START

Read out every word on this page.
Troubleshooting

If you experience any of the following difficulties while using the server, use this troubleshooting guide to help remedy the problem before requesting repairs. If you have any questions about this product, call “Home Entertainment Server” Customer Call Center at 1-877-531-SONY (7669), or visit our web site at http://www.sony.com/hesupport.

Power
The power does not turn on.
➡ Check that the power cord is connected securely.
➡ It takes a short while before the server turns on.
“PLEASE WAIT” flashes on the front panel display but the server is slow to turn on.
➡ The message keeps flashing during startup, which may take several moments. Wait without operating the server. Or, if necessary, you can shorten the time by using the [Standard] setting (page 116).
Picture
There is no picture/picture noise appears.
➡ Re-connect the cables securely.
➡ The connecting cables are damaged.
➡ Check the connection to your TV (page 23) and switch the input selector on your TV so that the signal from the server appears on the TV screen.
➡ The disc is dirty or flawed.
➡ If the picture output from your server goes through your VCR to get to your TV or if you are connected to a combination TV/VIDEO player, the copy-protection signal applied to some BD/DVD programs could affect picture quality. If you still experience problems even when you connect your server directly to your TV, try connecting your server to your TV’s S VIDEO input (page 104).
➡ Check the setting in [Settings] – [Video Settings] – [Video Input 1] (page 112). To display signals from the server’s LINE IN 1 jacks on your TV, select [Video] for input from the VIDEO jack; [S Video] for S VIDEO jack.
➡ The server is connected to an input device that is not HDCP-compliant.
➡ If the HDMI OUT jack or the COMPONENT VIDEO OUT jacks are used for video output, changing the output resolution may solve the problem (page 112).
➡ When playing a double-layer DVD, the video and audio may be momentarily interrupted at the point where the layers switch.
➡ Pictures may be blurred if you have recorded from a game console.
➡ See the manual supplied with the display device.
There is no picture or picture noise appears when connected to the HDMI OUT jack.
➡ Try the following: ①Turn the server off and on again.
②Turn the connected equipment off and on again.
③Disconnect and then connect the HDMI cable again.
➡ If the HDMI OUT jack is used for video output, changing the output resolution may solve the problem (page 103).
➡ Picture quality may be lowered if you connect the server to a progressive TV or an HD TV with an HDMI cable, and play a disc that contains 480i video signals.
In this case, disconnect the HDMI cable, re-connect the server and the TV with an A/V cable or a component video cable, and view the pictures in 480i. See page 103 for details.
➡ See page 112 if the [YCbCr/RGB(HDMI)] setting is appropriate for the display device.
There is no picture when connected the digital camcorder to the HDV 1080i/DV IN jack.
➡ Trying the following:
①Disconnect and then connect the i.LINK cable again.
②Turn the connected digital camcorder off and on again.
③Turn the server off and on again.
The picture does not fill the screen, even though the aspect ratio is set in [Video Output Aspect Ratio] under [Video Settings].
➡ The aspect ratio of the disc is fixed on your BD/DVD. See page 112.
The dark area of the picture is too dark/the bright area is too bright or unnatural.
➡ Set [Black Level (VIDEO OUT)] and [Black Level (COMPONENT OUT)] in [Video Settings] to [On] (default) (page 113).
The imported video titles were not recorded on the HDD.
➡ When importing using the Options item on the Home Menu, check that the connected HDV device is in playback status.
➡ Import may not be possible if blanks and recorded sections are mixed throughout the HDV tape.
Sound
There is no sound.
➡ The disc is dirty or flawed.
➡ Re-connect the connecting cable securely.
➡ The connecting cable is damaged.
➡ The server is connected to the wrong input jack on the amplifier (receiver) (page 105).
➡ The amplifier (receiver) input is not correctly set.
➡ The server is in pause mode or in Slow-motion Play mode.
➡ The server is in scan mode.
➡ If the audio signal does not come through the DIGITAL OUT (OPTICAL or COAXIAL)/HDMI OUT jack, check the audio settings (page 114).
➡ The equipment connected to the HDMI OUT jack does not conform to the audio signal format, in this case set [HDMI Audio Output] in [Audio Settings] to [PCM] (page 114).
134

END

▶ [WRITTEN REQUEST]: Where a line of the records above holds the word "signals", copy that line.

▶ [RESULT FOR THIS EXERCISE]:
➡ Check the setting in [Settings] – [Video Settings] – [Video Input 1] (page 112). To display signals from the server’s LINE IN 1 jacks on your TV, select [Video] for input from the VIDEO jack; [S Video] for S VIDEO jack.
➡ Picture quality may be lowered if you connect the server to a progressive TV or an HD TV with an HDMI cable, and play a disc that contains 480i video signals.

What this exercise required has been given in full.